_EXERCISE PROMPT:_
Of the lines in these entries, how many contain the string "address"? Give the number and nothing else.

_EXERCISE INPUT:_
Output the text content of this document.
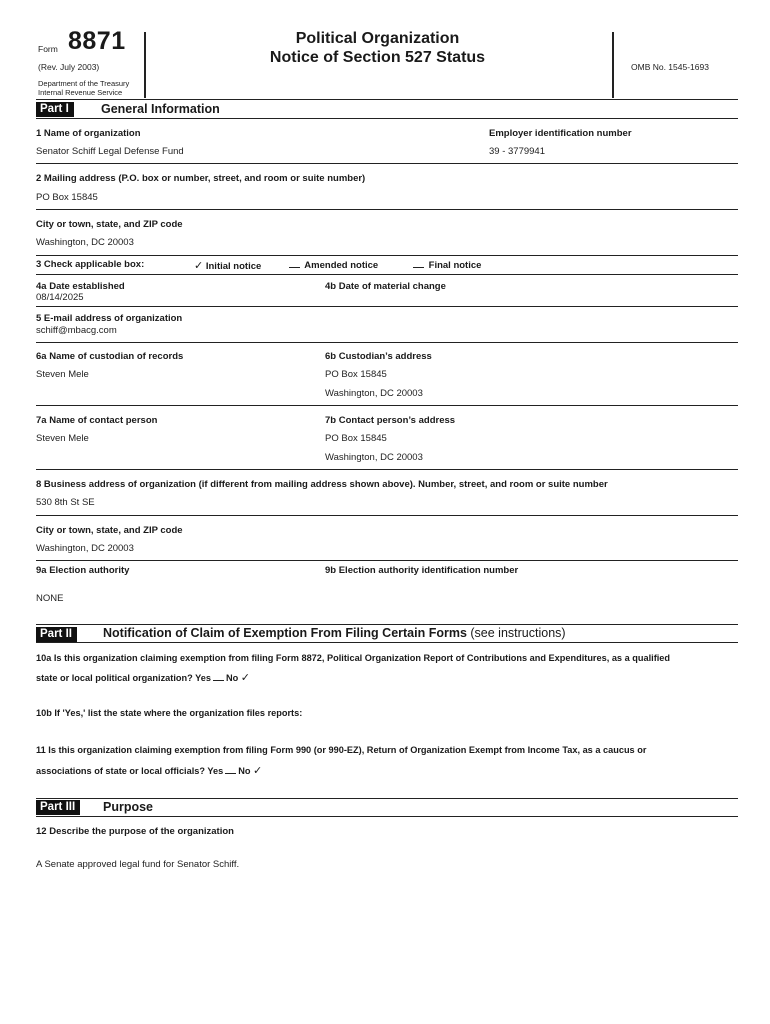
Form 8871
(Rev. July 2003)
Department of the Treasury
Internal Revenue Service
Political Organization
Notice of Section 527 Status
OMB No. 1545-1693
Part I	General Information
1 Name of organization
Senator Schiff Legal Defense Fund
Employer identification number
39 - 3779941
2 Mailing address (P.O. box or number, street, and room or suite number)
PO Box 15845
City or town, state, and ZIP code
Washington, DC 20003
3 Check applicable box:	✓ Initial notice	Amended notice	Final notice
4a Date established
08/14/2025
4b Date of material change
5 E-mail address of organization
schiff@mbacg.com
6a Name of custodian of records
Steven Mele
6b Custodian’s address
PO Box 15845
Washington, DC 20003
7a Name of contact person
Steven Mele
7b Contact person’s address
PO Box 15845
Washington, DC 20003
8 Business address of organization (if different from mailing address shown above). Number, street, and room or suite number
530 8th St SE
City or town, state, and ZIP code
Washington, DC 20003
9a Election authority
NONE
9b Election authority identification number
Part II	Notification of Claim of Exemption From Filing Certain Forms (see instructions)
10a Is this organization claiming exemption from filing Form 8872, Political Organization Report of Contributions and Expenditures, as a qualified
state or local political organization? Yes No ✓
10b If 'Yes,' list the state where the organization files reports:
11 Is this organization claiming exemption from filing Form 990 (or 990-EZ), Return of Organization Exempt from Income Tax, as a caucus or
associations of state or local officials? Yes No ✓
Part III	Purpose
12 Describe the purpose of the organization
A Senate approved legal fund for Senator Schiff.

_RESPONSE TO THIS TASK:_
5